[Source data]
**********

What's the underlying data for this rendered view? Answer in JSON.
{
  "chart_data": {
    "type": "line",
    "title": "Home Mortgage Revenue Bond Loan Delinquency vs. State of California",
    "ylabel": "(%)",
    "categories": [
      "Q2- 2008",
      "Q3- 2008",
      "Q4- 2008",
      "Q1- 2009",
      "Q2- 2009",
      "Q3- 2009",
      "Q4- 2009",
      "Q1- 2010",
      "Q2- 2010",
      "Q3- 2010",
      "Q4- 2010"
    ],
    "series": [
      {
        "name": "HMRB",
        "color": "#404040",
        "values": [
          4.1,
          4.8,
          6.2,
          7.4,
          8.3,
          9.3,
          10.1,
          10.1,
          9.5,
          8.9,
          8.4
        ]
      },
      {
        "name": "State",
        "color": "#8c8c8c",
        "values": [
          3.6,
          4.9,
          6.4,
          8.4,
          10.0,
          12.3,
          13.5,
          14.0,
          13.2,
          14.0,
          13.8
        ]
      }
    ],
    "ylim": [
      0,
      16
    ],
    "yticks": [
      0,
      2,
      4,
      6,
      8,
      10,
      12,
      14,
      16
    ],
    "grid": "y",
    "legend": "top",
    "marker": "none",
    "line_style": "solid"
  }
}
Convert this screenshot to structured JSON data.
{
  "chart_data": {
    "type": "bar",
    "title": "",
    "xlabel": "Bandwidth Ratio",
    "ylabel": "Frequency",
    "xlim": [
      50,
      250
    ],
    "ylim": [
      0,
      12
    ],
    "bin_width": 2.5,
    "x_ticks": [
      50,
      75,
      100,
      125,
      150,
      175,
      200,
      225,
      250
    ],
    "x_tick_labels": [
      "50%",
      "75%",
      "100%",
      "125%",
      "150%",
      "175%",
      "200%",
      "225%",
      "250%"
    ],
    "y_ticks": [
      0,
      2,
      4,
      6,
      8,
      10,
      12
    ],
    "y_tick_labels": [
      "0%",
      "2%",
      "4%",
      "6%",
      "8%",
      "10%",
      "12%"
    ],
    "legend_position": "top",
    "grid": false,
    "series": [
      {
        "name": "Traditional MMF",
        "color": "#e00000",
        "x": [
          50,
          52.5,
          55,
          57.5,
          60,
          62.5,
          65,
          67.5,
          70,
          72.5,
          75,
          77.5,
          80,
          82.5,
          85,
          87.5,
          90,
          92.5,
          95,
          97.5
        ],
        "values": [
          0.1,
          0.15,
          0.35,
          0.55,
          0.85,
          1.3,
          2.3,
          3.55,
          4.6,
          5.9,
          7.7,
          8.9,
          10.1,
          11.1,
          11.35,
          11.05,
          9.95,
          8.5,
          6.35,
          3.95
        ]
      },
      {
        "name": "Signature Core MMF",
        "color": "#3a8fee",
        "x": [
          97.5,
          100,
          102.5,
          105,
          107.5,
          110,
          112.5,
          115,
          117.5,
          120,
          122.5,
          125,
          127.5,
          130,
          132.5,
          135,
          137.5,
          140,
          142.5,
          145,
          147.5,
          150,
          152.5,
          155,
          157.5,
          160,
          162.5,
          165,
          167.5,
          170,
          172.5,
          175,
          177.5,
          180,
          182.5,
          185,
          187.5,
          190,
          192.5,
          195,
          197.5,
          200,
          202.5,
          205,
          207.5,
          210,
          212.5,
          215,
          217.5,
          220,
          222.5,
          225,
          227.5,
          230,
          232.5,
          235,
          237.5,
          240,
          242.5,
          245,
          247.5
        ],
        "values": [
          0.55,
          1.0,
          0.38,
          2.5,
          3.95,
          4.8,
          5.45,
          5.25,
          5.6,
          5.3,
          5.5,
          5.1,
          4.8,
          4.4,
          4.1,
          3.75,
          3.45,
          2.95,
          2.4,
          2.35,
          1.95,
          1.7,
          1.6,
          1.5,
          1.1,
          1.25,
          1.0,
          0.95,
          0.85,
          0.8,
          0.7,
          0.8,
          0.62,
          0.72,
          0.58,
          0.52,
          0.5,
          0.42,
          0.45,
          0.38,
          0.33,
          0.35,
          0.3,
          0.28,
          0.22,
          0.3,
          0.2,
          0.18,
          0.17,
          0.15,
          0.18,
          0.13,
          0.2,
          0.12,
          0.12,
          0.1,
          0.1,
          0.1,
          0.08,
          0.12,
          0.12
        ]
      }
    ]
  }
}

**********

▶ **TASK GOAL**
Quote the entire listing above exactly.

▶ **FINAL ANSWER**
What's the underlying data for this rendered view? Answer in JSON.
{
  "chart_data": {
    "type": "line",
    "title": "Home Mortgage Revenue Bond Loan Delinquency vs. State of California",
    "ylabel": "(%)",
    "categories": [
      "Q2- 2008",
      "Q3- 2008",
      "Q4- 2008",
      "Q1- 2009",
      "Q2- 2009",
      "Q3- 2009",
      "Q4- 2009",
      "Q1- 2010",
      "Q2- 2010",
      "Q3- 2010",
      "Q4- 2010"
    ],
    "series": [
      {
        "name": "HMRB",
        "color": "#404040",
        "values": [
          4.1,
          4.8,
          6.2,
          7.4,
          8.3,
          9.3,
          10.1,
          10.1,
          9.5,
          8.9,
          8.4
        ]
      },
      {
        "name": "State",
        "color": "#8c8c8c",
        "values": [
          3.6,
          4.9,
          6.4,
          8.4,
          10.0,
          12.3,
          13.5,
          14.0,
          13.2,
          14.0,
          13.8
        ]
      }
    ],
    "ylim": [
      0,
      16
    ],
    "yticks": [
      0,
      2,
      4,
      6,
      8,
      10,
      12,
      14,
      16
    ],
    "grid": "y",
    "legend": "top",
    "marker": "none",
    "line_style": "solid"
  }
}
Convert this screenshot to structured JSON data.
{
  "chart_data": {
    "type": "bar",
    "title": "",
    "xlabel": "Bandwidth Ratio",
    "ylabel": "Frequency",
    "xlim": [
      50,
      250
    ],
    "ylim": [
      0,
      12
    ],
    "bin_width": 2.5,
    "x_ticks": [
      50,
      75,
      100,
      125,
      150,
      175,
      200,
      225,
      250
    ],
    "x_tick_labels": [
      "50%",
      "75%",
      "100%",
      "125%",
      "150%",
      "175%",
      "200%",
      "225%",
      "250%"
    ],
    "y_ticks": [
      0,
      2,
      4,
      6,
      8,
      10,
      12
    ],
    "y_tick_labels": [
      "0%",
      "2%",
      "4%",
      "6%",
      "8%",
      "10%",
      "12%"
    ],
    "legend_position": "top",
    "grid": false,
    "series": [
      {
        "name": "Traditional MMF",
        "color": "#e00000",
        "x": [
          50,
          52.5,
          55,
          57.5,
          60,
          62.5,
          65,
          67.5,
          70,
          72.5,
          75,
          77.5,
          80,
          82.5,
          85,
          87.5,
          90,
          92.5,
          95,
          97.5
        ],
        "values": [
          0.1,
          0.15,
          0.35,
          0.55,
          0.85,
          1.3,
          2.3,
          3.55,
          4.6,
          5.9,
          7.7,
          8.9,
          10.1,
          11.1,
          11.35,
          11.05,
          9.95,
          8.5,
          6.35,
          3.95
        ]
      },
      {
        "name": "Signature Core MMF",
        "color": "#3a8fee",
        "x": [
          97.5,
          100,
          102.5,
          105,
          107.5,
          110,
          112.5,
          115,
          117.5,
          120,
          122.5,
          125,
          127.5,
          130,
          132.5,
          135,
          137.5,
          140,
          142.5,
          145,
          147.5,
          150,
          152.5,
          155,
          157.5,
          160,
          162.5,
          165,
          167.5,
          170,
          172.5,
          175,
          177.5,
          180,
          182.5,
          185,
          187.5,
          190,
          192.5,
          195,
          197.5,
          200,
          202.5,
          205,
          207.5,
          210,
          212.5,
          215,
          217.5,
          220,
          222.5,
          225,
          227.5,
          230,
          232.5,
          235,
          237.5,
          240,
          242.5,
          245,
          247.5
        ],
        "values": [
          0.55,
          1.0,
          0.38,
          2.5,
          3.95,
          4.8,
          5.45,
          5.25,
          5.6,
          5.3,
          5.5,
          5.1,
          4.8,
          4.4,
          4.1,
          3.75,
          3.45,
          2.95,
          2.4,
          2.35,
          1.95,
          1.7,
          1.6,
          1.5,
          1.1,
          1.25,
          1.0,
          0.95,
          0.85,
          0.8,
          0.7,
          0.8,
          0.62,
          0.72,
          0.58,
          0.52,
          0.5,
          0.42,
          0.45,
          0.38,
          0.33,
          0.35,
          0.3,
          0.28,
          0.22,
          0.3,
          0.2,
          0.18,
          0.17,
          0.15,
          0.18,
          0.13,
          0.2,
          0.12,
          0.12,
          0.1,
          0.1,
          0.1,
          0.08,
          0.12,
          0.12
        ]
      }
    ]
  }
}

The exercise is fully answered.